◆ REQUIREMENT:
Look through the entries below and count the lines with the word "Total" in them; give only the number.

◆ DATA EXCERPTS:
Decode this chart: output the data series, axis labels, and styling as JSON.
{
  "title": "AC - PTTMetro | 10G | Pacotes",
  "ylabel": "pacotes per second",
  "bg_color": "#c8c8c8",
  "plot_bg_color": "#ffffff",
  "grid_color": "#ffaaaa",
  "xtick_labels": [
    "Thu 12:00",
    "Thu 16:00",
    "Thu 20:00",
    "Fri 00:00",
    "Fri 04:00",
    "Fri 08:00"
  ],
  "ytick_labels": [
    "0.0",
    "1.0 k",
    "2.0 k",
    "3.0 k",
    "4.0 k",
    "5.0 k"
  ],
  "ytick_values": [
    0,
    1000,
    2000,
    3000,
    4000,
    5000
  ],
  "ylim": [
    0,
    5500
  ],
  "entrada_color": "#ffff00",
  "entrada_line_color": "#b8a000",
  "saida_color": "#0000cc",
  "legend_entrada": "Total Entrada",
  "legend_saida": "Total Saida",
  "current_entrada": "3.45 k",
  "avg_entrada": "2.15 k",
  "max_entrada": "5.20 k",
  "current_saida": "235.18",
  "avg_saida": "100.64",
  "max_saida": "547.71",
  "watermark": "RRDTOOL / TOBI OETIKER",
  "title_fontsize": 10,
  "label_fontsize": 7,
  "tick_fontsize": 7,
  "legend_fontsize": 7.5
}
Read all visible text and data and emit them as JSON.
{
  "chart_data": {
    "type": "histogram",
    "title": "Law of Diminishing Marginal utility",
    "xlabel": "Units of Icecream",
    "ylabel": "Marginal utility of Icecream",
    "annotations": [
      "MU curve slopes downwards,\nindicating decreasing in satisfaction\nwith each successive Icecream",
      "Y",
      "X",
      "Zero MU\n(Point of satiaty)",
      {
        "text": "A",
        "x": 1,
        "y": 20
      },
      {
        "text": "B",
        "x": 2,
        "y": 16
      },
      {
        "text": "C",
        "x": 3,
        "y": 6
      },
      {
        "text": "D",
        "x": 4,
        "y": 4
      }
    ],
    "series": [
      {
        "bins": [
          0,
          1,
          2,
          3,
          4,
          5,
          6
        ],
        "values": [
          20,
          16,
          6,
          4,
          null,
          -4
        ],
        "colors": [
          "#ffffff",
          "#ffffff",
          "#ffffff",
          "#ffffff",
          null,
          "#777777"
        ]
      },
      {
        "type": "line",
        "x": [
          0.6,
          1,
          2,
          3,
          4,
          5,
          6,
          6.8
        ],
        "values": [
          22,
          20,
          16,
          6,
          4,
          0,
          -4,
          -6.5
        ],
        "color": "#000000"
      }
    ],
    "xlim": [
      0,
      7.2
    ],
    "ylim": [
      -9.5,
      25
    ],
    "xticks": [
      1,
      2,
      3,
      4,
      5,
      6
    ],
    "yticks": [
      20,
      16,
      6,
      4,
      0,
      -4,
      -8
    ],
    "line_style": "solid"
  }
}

◆ SOLVED PROBLEM:
2